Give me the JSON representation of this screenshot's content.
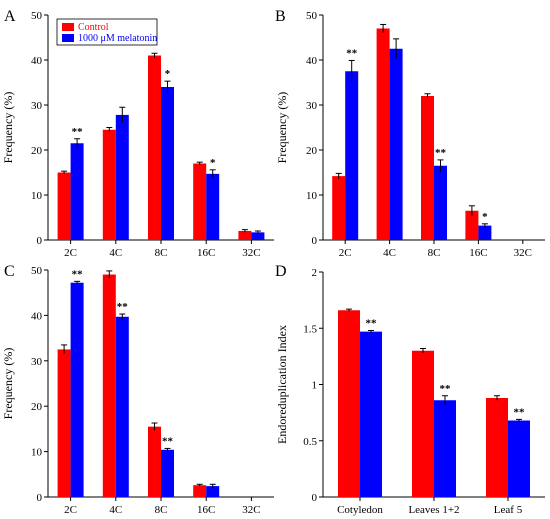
{
  "colors": {
    "control": "#ff0000",
    "melatonin": "#0000ff"
  },
  "legend": {
    "control_label": "Control",
    "melatonin_label": "1000 μM melatonin"
  },
  "chart_data": [
    {
      "panel": "A",
      "type": "bar",
      "ylabel": "Frequency (%)",
      "ylim": [
        0,
        50
      ],
      "yticks": [
        0,
        10,
        20,
        30,
        40,
        50
      ],
      "categories": [
        "2C",
        "4C",
        "8C",
        "16C",
        "32C"
      ],
      "series": [
        {
          "name": "Control",
          "values": [
            15,
            24.5,
            41,
            17,
            2
          ],
          "errors": [
            0.3,
            0.5,
            0.5,
            0.3,
            0.3
          ]
        },
        {
          "name": "1000 μM melatonin",
          "values": [
            21.5,
            27.8,
            34,
            14.7,
            1.7
          ],
          "errors": [
            1.0,
            1.7,
            1.3,
            0.9,
            0.3
          ]
        }
      ],
      "significance": [
        "**",
        "",
        "*",
        "*",
        ""
      ]
    },
    {
      "panel": "B",
      "type": "bar",
      "ylabel": "Frequency (%)",
      "ylim": [
        0,
        50
      ],
      "yticks": [
        0,
        10,
        20,
        30,
        40,
        50
      ],
      "categories": [
        "2C",
        "4C",
        "8C",
        "16C",
        "32C"
      ],
      "series": [
        {
          "name": "Control",
          "values": [
            14.2,
            47,
            32,
            6.5,
            0
          ],
          "errors": [
            0.6,
            0.9,
            0.5,
            1.1,
            0
          ]
        },
        {
          "name": "1000 μM melatonin",
          "values": [
            37.5,
            42.5,
            16.5,
            3.2,
            0
          ],
          "errors": [
            2.4,
            2.2,
            1.3,
            0.4,
            0
          ]
        }
      ],
      "significance": [
        "**",
        "",
        "**",
        "*",
        ""
      ]
    },
    {
      "panel": "C",
      "type": "bar",
      "ylabel": "Frequency (%)",
      "ylim": [
        0,
        50
      ],
      "yticks": [
        0,
        10,
        20,
        30,
        40,
        50
      ],
      "categories": [
        "2C",
        "4C",
        "8C",
        "16C",
        "32C"
      ],
      "series": [
        {
          "name": "Control",
          "values": [
            32.5,
            49,
            15.5,
            2.6,
            0
          ],
          "errors": [
            1.0,
            0.8,
            0.8,
            0.2,
            0
          ]
        },
        {
          "name": "1000 μM melatonin",
          "values": [
            47.2,
            39.7,
            10.4,
            2.4,
            0
          ],
          "errors": [
            0.3,
            0.6,
            0.3,
            0.4,
            0
          ]
        }
      ],
      "significance": [
        "**",
        "**",
        "**",
        "",
        ""
      ]
    },
    {
      "panel": "D",
      "type": "bar",
      "ylabel": "Endoreduplication Index",
      "ylim": [
        0,
        2
      ],
      "yticks": [
        0,
        0.5,
        1,
        1.5,
        2
      ],
      "categories": [
        "Cotyledon",
        "Leaves 1+2",
        "Leaf 5"
      ],
      "series": [
        {
          "name": "Control",
          "values": [
            1.66,
            1.3,
            0.88
          ],
          "errors": [
            0.01,
            0.02,
            0.02
          ]
        },
        {
          "name": "1000 μM melatonin",
          "values": [
            1.47,
            0.86,
            0.68
          ],
          "errors": [
            0.01,
            0.04,
            0.01
          ]
        }
      ],
      "significance": [
        "**",
        "**",
        "**"
      ]
    }
  ]
}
---------------
Go through the entries above and output them exactly, without pictures.

Give me the JSON representation of this screenshot's content.
{
  "colors": {
    "control": "#ff0000",
    "melatonin": "#0000ff"
  },
  "legend": {
    "control_label": "Control",
    "melatonin_label": "1000 μM melatonin"
  },
  "chart_data": [
    {
      "panel": "A",
      "type": "bar",
      "ylabel": "Frequency (%)",
      "ylim": [
        0,
        50
      ],
      "yticks": [
        0,
        10,
        20,
        30,
        40,
        50
      ],
      "categories": [
        "2C",
        "4C",
        "8C",
        "16C",
        "32C"
      ],
      "series": [
        {
          "name": "Control",
          "values": [
            15,
            24.5,
            41,
            17,
            2
          ],
          "errors": [
            0.3,
            0.5,
            0.5,
            0.3,
            0.3
          ]
        },
        {
          "name": "1000 μM melatonin",
          "values": [
            21.5,
            27.8,
            34,
            14.7,
            1.7
          ],
          "errors": [
            1.0,
            1.7,
            1.3,
            0.9,
            0.3
          ]
        }
      ],
      "significance": [
        "**",
        "",
        "*",
        "*",
        ""
      ]
    },
    {
      "panel": "B",
      "type": "bar",
      "ylabel": "Frequency (%)",
      "ylim": [
        0,
        50
      ],
      "yticks": [
        0,
        10,
        20,
        30,
        40,
        50
      ],
      "categories": [
        "2C",
        "4C",
        "8C",
        "16C",
        "32C"
      ],
      "series": [
        {
          "name": "Control",
          "values": [
            14.2,
            47,
            32,
            6.5,
            0
          ],
          "errors": [
            0.6,
            0.9,
            0.5,
            1.1,
            0
          ]
        },
        {
          "name": "1000 μM melatonin",
          "values": [
            37.5,
            42.5,
            16.5,
            3.2,
            0
          ],
          "errors": [
            2.4,
            2.2,
            1.3,
            0.4,
            0
          ]
        }
      ],
      "significance": [
        "**",
        "",
        "**",
        "*",
        ""
      ]
    },
    {
      "panel": "C",
      "type": "bar",
      "ylabel": "Frequency (%)",
      "ylim": [
        0,
        50
      ],
      "yticks": [
        0,
        10,
        20,
        30,
        40,
        50
      ],
      "categories": [
        "2C",
        "4C",
        "8C",
        "16C",
        "32C"
      ],
      "series": [
        {
          "name": "Control",
          "values": [
            32.5,
            49,
            15.5,
            2.6,
            0
          ],
          "errors": [
            1.0,
            0.8,
            0.8,
            0.2,
            0
          ]
        },
        {
          "name": "1000 μM melatonin",
          "values": [
            47.2,
            39.7,
            10.4,
            2.4,
            0
          ],
          "errors": [
            0.3,
            0.6,
            0.3,
            0.4,
            0
          ]
        }
      ],
      "significance": [
        "**",
        "**",
        "**",
        "",
        ""
      ]
    },
    {
      "panel": "D",
      "type": "bar",
      "ylabel": "Endoreduplication Index",
      "ylim": [
        0,
        2
      ],
      "yticks": [
        0,
        0.5,
        1,
        1.5,
        2
      ],
      "categories": [
        "Cotyledon",
        "Leaves 1+2",
        "Leaf 5"
      ],
      "series": [
        {
          "name": "Control",
          "values": [
            1.66,
            1.3,
            0.88
          ],
          "errors": [
            0.01,
            0.02,
            0.02
          ]
        },
        {
          "name": "1000 μM melatonin",
          "values": [
            1.47,
            0.86,
            0.68
          ],
          "errors": [
            0.01,
            0.04,
            0.01
          ]
        }
      ],
      "significance": [
        "**",
        "**",
        "**"
      ]
    }
  ]
}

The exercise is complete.